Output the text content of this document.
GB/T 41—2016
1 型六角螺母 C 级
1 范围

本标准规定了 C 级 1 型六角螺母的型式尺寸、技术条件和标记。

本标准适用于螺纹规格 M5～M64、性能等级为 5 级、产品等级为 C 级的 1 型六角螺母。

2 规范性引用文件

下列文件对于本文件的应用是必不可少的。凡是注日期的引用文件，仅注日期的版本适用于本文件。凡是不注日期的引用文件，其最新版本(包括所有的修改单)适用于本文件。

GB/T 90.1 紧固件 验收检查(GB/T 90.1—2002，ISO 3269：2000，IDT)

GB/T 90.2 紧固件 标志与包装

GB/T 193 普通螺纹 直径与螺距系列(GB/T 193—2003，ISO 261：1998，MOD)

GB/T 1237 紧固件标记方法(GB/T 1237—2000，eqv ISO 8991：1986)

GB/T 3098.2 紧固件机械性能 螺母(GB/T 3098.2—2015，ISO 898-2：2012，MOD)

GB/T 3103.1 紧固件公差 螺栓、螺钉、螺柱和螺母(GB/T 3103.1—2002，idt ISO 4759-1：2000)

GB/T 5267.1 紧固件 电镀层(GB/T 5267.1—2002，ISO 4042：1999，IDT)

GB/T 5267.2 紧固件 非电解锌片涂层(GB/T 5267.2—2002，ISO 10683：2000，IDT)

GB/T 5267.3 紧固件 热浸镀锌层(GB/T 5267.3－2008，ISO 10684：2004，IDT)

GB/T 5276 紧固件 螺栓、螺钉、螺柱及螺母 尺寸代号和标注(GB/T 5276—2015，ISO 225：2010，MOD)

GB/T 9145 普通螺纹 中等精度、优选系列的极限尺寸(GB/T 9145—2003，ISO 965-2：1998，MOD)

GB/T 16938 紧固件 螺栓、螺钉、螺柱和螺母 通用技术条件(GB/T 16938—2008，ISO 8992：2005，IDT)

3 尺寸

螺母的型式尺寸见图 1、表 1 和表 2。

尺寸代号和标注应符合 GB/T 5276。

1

-.-.-

--- Requirement ---
Where a line of the records above holds the word "螺柱和螺母", copy that line.

--- Complete response ---
GB/T 3103.1 紧固件公差 螺栓、螺钉、螺柱和螺母(GB/T 3103.1—2002，idt ISO 4759-1：2000)
GB/T 16938 紧固件 螺栓、螺钉、螺柱和螺母 通用技术条件(GB/T 16938—2008，ISO 8992：2005，IDT)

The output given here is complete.